* Extracted data *
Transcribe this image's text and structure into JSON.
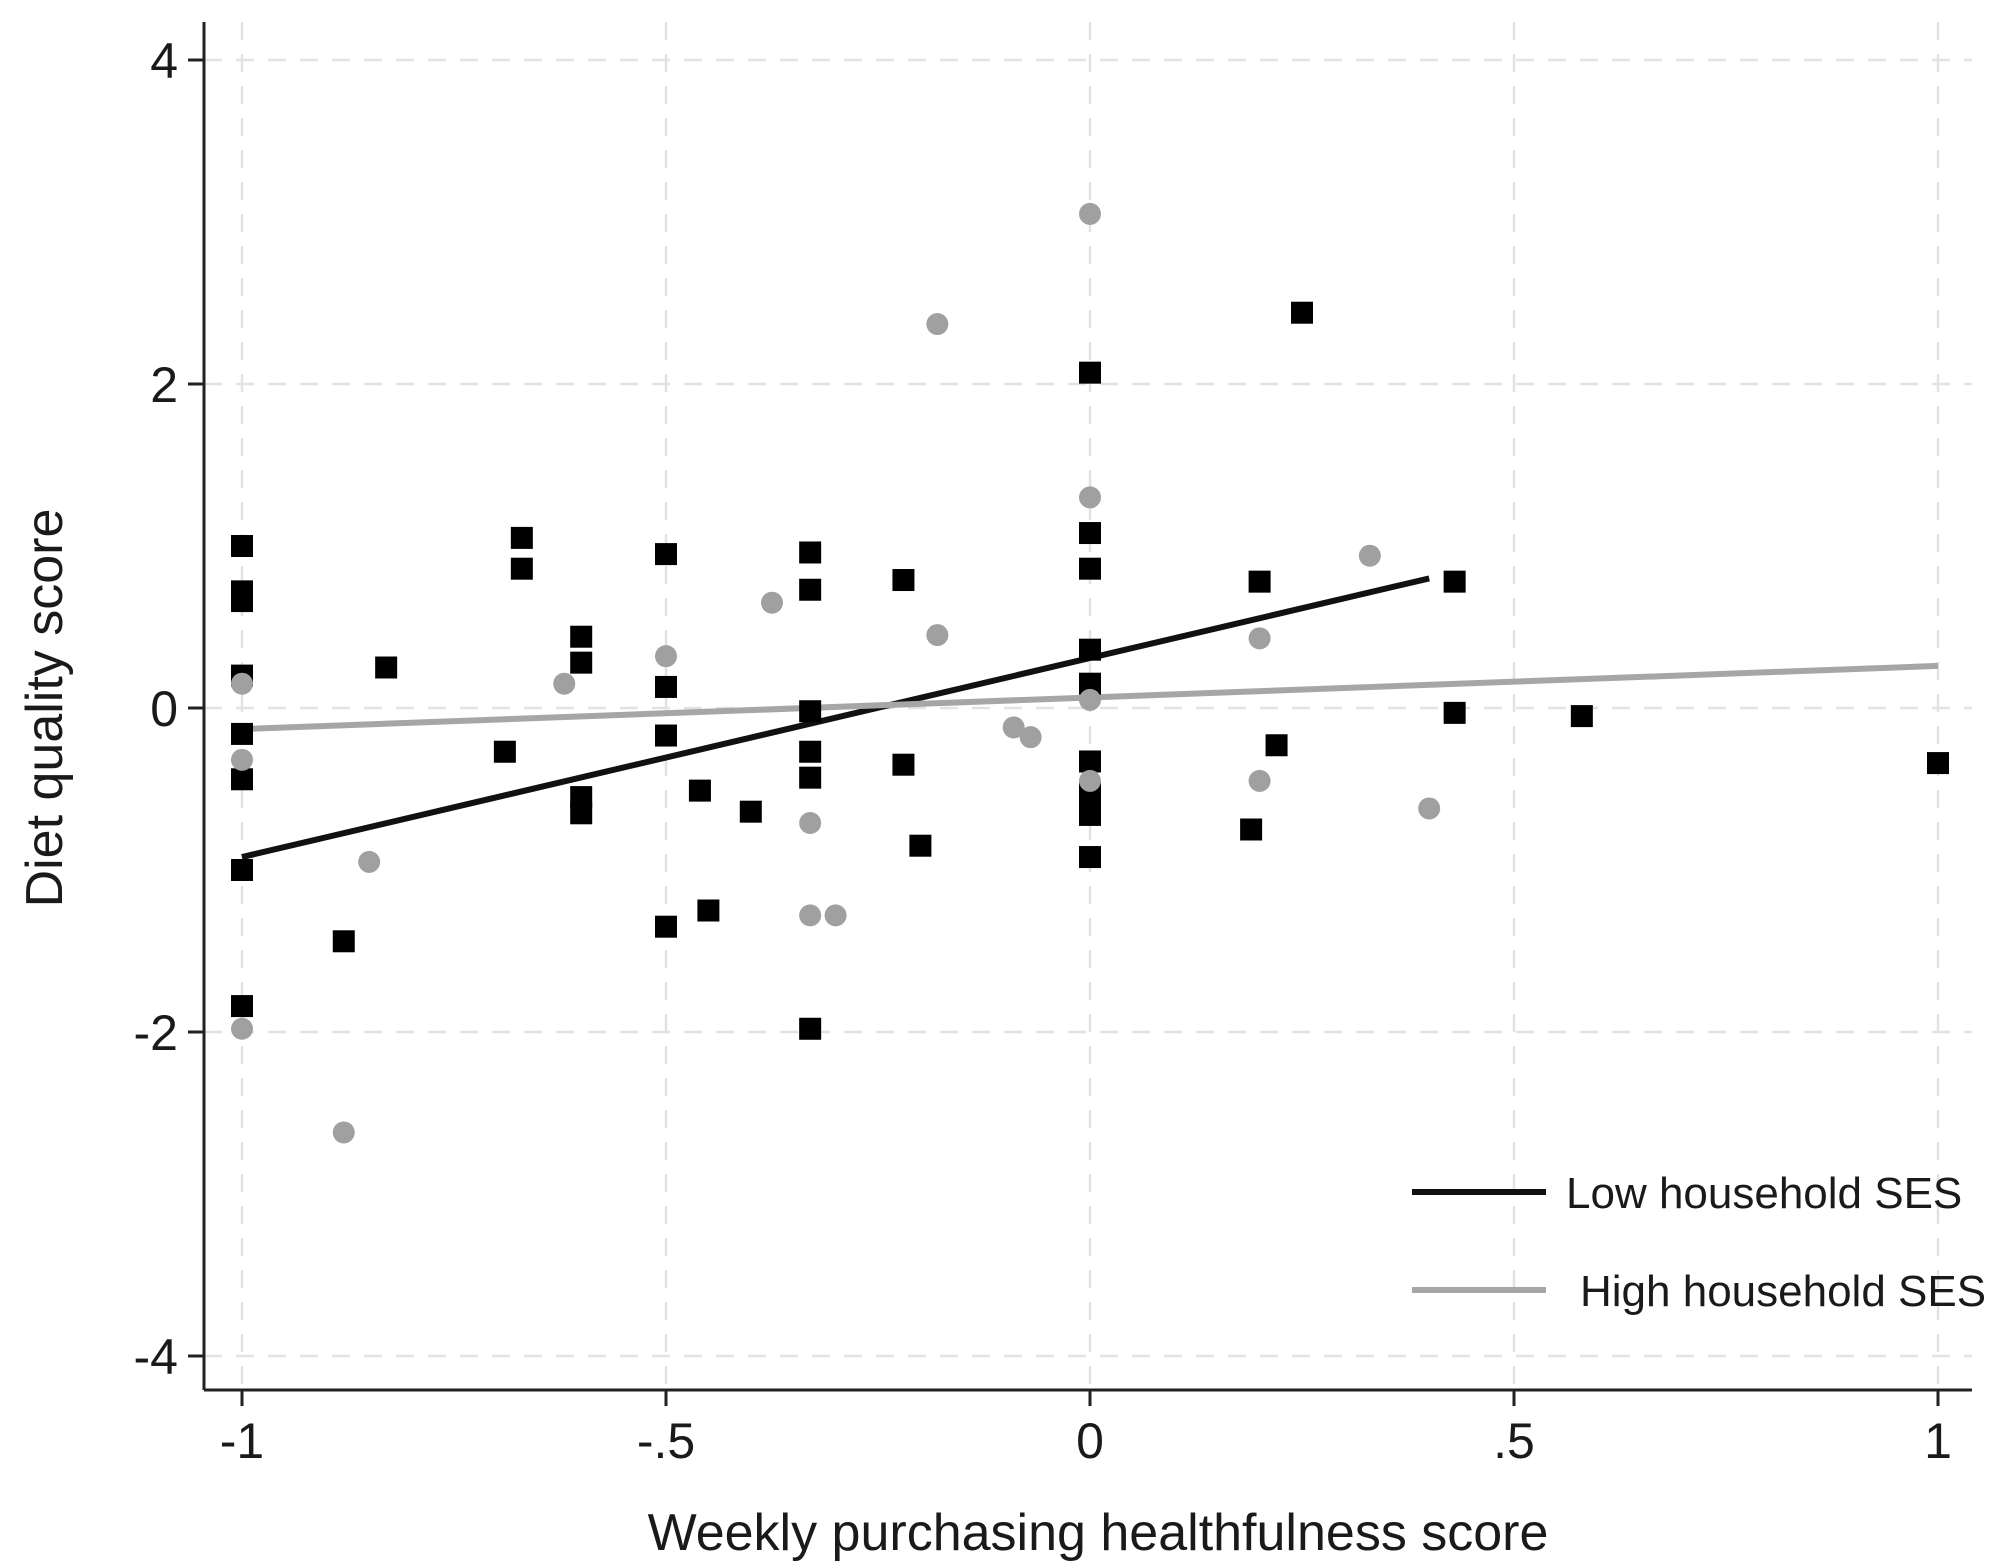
{
  "chart_data": {
    "type": "scatter",
    "title": "",
    "xlabel": "Weekly purchasing healthfulness score",
    "ylabel": "Diet quality score",
    "xlim": [
      -1.04,
      1.04
    ],
    "ylim": [
      -4.2,
      4.2
    ],
    "x_ticks": [
      -1,
      -0.5,
      0,
      0.5,
      1
    ],
    "x_tick_labels": [
      "-1",
      "-.5",
      "0",
      ".5",
      "1"
    ],
    "y_ticks": [
      -4,
      -2,
      0,
      2,
      4
    ],
    "y_tick_labels": [
      "-4",
      "-2",
      "0",
      "2",
      "4"
    ],
    "grid": true,
    "legend_position": "bottom-right",
    "series": [
      {
        "name": "Low household SES",
        "color": "#000000",
        "marker": "square",
        "points": [
          [
            -1,
            1.0
          ],
          [
            -1,
            0.72
          ],
          [
            -1,
            0.66
          ],
          [
            -1,
            0.2
          ],
          [
            -1,
            -0.16
          ],
          [
            -1,
            -0.44
          ],
          [
            -1,
            -1.0
          ],
          [
            -1,
            -1.84
          ],
          [
            -0.88,
            -1.44
          ],
          [
            -0.83,
            0.25
          ],
          [
            -0.69,
            -0.27
          ],
          [
            -0.67,
            1.05
          ],
          [
            -0.67,
            0.86
          ],
          [
            -0.6,
            0.44
          ],
          [
            -0.6,
            0.28
          ],
          [
            -0.6,
            -0.55
          ],
          [
            -0.6,
            -0.65
          ],
          [
            -0.5,
            0.95
          ],
          [
            -0.5,
            0.13
          ],
          [
            -0.5,
            -0.17
          ],
          [
            -0.5,
            -1.35
          ],
          [
            -0.46,
            -0.51
          ],
          [
            -0.45,
            -1.25
          ],
          [
            -0.4,
            -0.64
          ],
          [
            -0.33,
            0.96
          ],
          [
            -0.33,
            0.73
          ],
          [
            -0.33,
            -0.02
          ],
          [
            -0.33,
            -0.27
          ],
          [
            -0.33,
            -0.43
          ],
          [
            -0.33,
            -1.98
          ],
          [
            -0.22,
            0.79
          ],
          [
            -0.22,
            -0.35
          ],
          [
            -0.2,
            -0.85
          ],
          [
            0,
            2.07
          ],
          [
            0,
            1.08
          ],
          [
            0,
            0.86
          ],
          [
            0,
            0.36
          ],
          [
            0,
            0.15
          ],
          [
            0,
            -0.33
          ],
          [
            0,
            -0.53
          ],
          [
            0,
            -0.6
          ],
          [
            0,
            -0.66
          ],
          [
            0,
            -0.92
          ],
          [
            0.19,
            -0.75
          ],
          [
            0.2,
            0.78
          ],
          [
            0.22,
            -0.23
          ],
          [
            0.25,
            2.44
          ],
          [
            0.43,
            0.78
          ],
          [
            0.43,
            -0.03
          ],
          [
            0.58,
            -0.05
          ],
          [
            1.0,
            -0.34
          ]
        ]
      },
      {
        "name": "High household SES",
        "color": "#a0a0a0",
        "marker": "circle",
        "points": [
          [
            -1,
            0.15
          ],
          [
            -1,
            -0.32
          ],
          [
            -1,
            -1.98
          ],
          [
            -0.88,
            -2.62
          ],
          [
            -0.85,
            -0.95
          ],
          [
            -0.62,
            0.15
          ],
          [
            -0.5,
            0.32
          ],
          [
            -0.375,
            0.65
          ],
          [
            -0.33,
            -0.71
          ],
          [
            -0.33,
            -1.28
          ],
          [
            -0.3,
            -1.28
          ],
          [
            -0.18,
            2.37
          ],
          [
            -0.18,
            0.45
          ],
          [
            -0.09,
            -0.12
          ],
          [
            -0.07,
            -0.18
          ],
          [
            0,
            3.05
          ],
          [
            0,
            1.3
          ],
          [
            0,
            0.05
          ],
          [
            0,
            -0.45
          ],
          [
            0.2,
            0.43
          ],
          [
            0.2,
            -0.45
          ],
          [
            0.33,
            0.94
          ],
          [
            0.4,
            -0.62
          ]
        ]
      }
    ],
    "fit_lines": [
      {
        "name": "Low household SES",
        "color": "#111111",
        "x": [
          -1,
          0.4
        ],
        "y": [
          -0.92,
          0.8
        ]
      },
      {
        "name": "High household SES",
        "color": "#a6a6a6",
        "x": [
          -1,
          1
        ],
        "y": [
          -0.13,
          0.26
        ]
      }
    ]
  }
}
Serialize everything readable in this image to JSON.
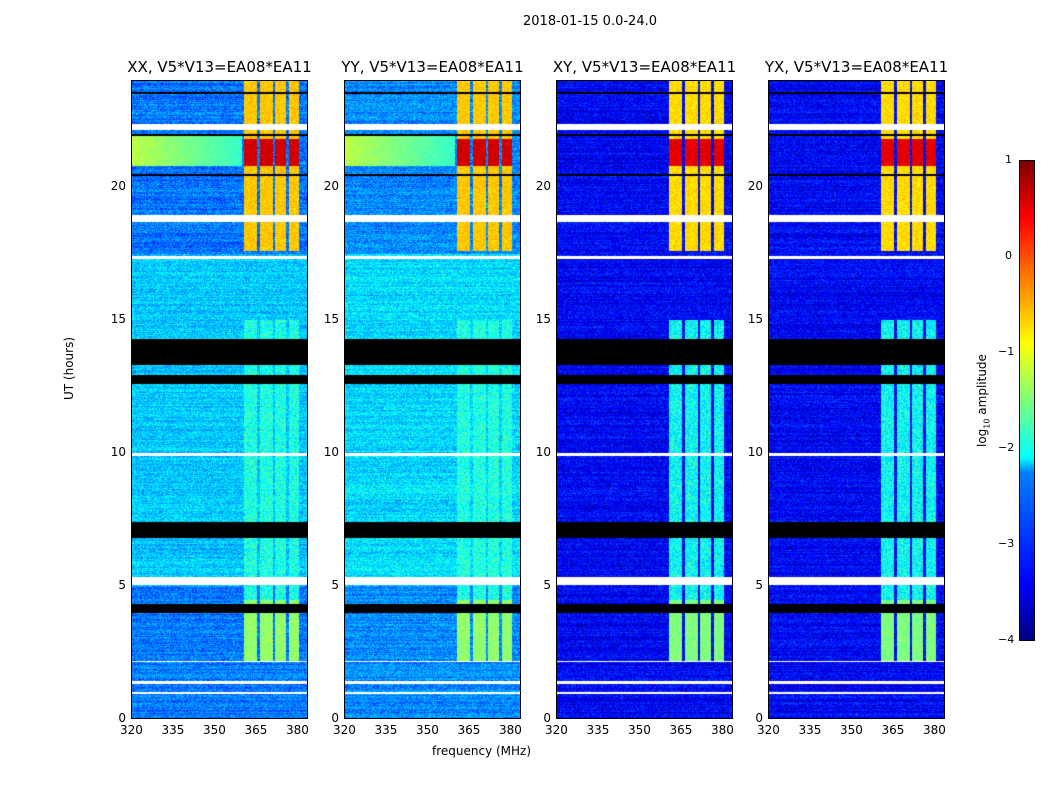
{
  "chart_data": {
    "type": "heatmap",
    "title": "2018-01-15 0.0-24.0",
    "xlabel": "frequency (MHz)",
    "ylabel": "UT (hours)",
    "xlim": [
      320,
      384
    ],
    "ylim": [
      0,
      24
    ],
    "xticks": [
      "320",
      "335",
      "350",
      "365",
      "380"
    ],
    "xtick_values": [
      320,
      335,
      350,
      365,
      380
    ],
    "yticks": [
      "0",
      "5",
      "10",
      "15",
      "20"
    ],
    "ytick_values": [
      0,
      5,
      10,
      15,
      20
    ],
    "panels": [
      {
        "title": "XX, V5*V13=EA08*EA11",
        "background_log10": -2.8,
        "cross": false
      },
      {
        "title": "YY, V5*V13=EA08*EA11",
        "background_log10": -2.7,
        "cross": false
      },
      {
        "title": "XY, V5*V13=EA08*EA11",
        "background_log10": -3.4,
        "cross": true
      },
      {
        "title": "YX, V5*V13=EA08*EA11",
        "background_log10": -3.4,
        "cross": true
      }
    ],
    "rfi_subbands_mhz": [
      [
        360.5,
        365.5
      ],
      [
        366.5,
        371
      ],
      [
        372,
        376
      ],
      [
        377,
        380.5
      ]
    ],
    "rfi_periods_hours": [
      {
        "from": 17.6,
        "to": 24,
        "log10": -0.6
      },
      {
        "from": 20.8,
        "to": 21.8,
        "log10": 0.6
      },
      {
        "from": 2.2,
        "to": 4.5,
        "log10": -1.4
      },
      {
        "from": 4.5,
        "to": 15,
        "log10": -2.0
      }
    ],
    "flagged_black_hours": [
      [
        13.3,
        14.3
      ],
      [
        12.6,
        12.95
      ],
      [
        6.8,
        7.4
      ],
      [
        4.0,
        4.35
      ],
      [
        21.9,
        22.0
      ],
      [
        23.5,
        23.55
      ],
      [
        20.4,
        20.5
      ]
    ],
    "flagged_white_hours": [
      [
        18.7,
        18.95
      ],
      [
        22.15,
        22.35
      ],
      [
        5.05,
        5.35
      ],
      [
        0.95,
        1.05
      ],
      [
        1.35,
        1.45
      ],
      [
        17.3,
        17.4
      ],
      [
        9.9,
        10.0
      ],
      [
        2.15,
        2.2
      ]
    ],
    "colorbar": {
      "label": "log10 amplitude",
      "label_main": "log",
      "label_sub": "10",
      "label_rest": " amplitude",
      "range": [
        -4,
        1
      ],
      "ticks": [
        "1",
        "0",
        "−1",
        "−2",
        "−3",
        "−4"
      ],
      "colormap": "jet"
    }
  }
}
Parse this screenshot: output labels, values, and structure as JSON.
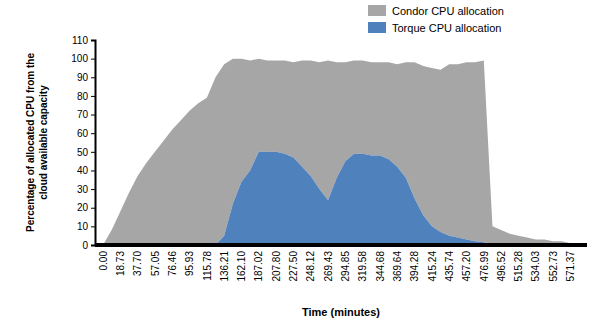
{
  "chart_data": {
    "type": "area",
    "stacked": true,
    "legend": "top-right",
    "grid": false,
    "xlabel": "Time (minutes)",
    "ylabel": [
      "Percentage of allocated CPU from the",
      "cloud available capacity"
    ],
    "categories": [
      "0.00",
      null,
      "18.73",
      null,
      "37.70",
      null,
      "57.05",
      null,
      "76.46",
      null,
      "95.93",
      null,
      "115.78",
      null,
      "136.21",
      null,
      "162.10",
      null,
      "187.02",
      null,
      "207.80",
      null,
      "227.50",
      null,
      "248.12",
      null,
      "269.43",
      null,
      "294.85",
      null,
      "319.58",
      null,
      "344.68",
      null,
      "369.64",
      null,
      "394.28",
      null,
      "415.24",
      null,
      "435.74",
      null,
      "457.20",
      null,
      "476.99",
      null,
      "496.52",
      null,
      "515.28",
      null,
      "534.03",
      null,
      "552.73",
      null,
      "571.37",
      null
    ],
    "series": [
      {
        "name": "Condor CPU allocation",
        "color": "#a6a6a6",
        "values": [
          0,
          8,
          18,
          28,
          37,
          44,
          50,
          56,
          62,
          67,
          72,
          76,
          79,
          90,
          92,
          78,
          66,
          59,
          50,
          49,
          49,
          50,
          51,
          57,
          62,
          68,
          75,
          62,
          53,
          50,
          50,
          50,
          50,
          52,
          55,
          62,
          73,
          80,
          85,
          87,
          92,
          93,
          95,
          96,
          97.5,
          10,
          8,
          6,
          5,
          4,
          3,
          3,
          2,
          2,
          1,
          1
        ]
      },
      {
        "name": "Torque CPU allocation",
        "color": "#4f81bd",
        "values": [
          0,
          0,
          0,
          0,
          0,
          0,
          0,
          0,
          0,
          0,
          0,
          0,
          0,
          0,
          5,
          22,
          34,
          40,
          50,
          50,
          50,
          49,
          47,
          42,
          37,
          30,
          24,
          36,
          45,
          49,
          49,
          48,
          48,
          46,
          42,
          36,
          25,
          16,
          10,
          7,
          5,
          4,
          3,
          2,
          1.5,
          0,
          0,
          0,
          0,
          0,
          0,
          0,
          0,
          0,
          0,
          0
        ]
      }
    ],
    "ylim": [
      0,
      110
    ],
    "yticks": [
      0,
      10,
      20,
      30,
      40,
      50,
      60,
      70,
      80,
      90,
      100,
      110
    ]
  }
}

* Work to be completed *
Of the lines in the material, how many hold the word "title"? Reply with the number only.

* Complete output *
6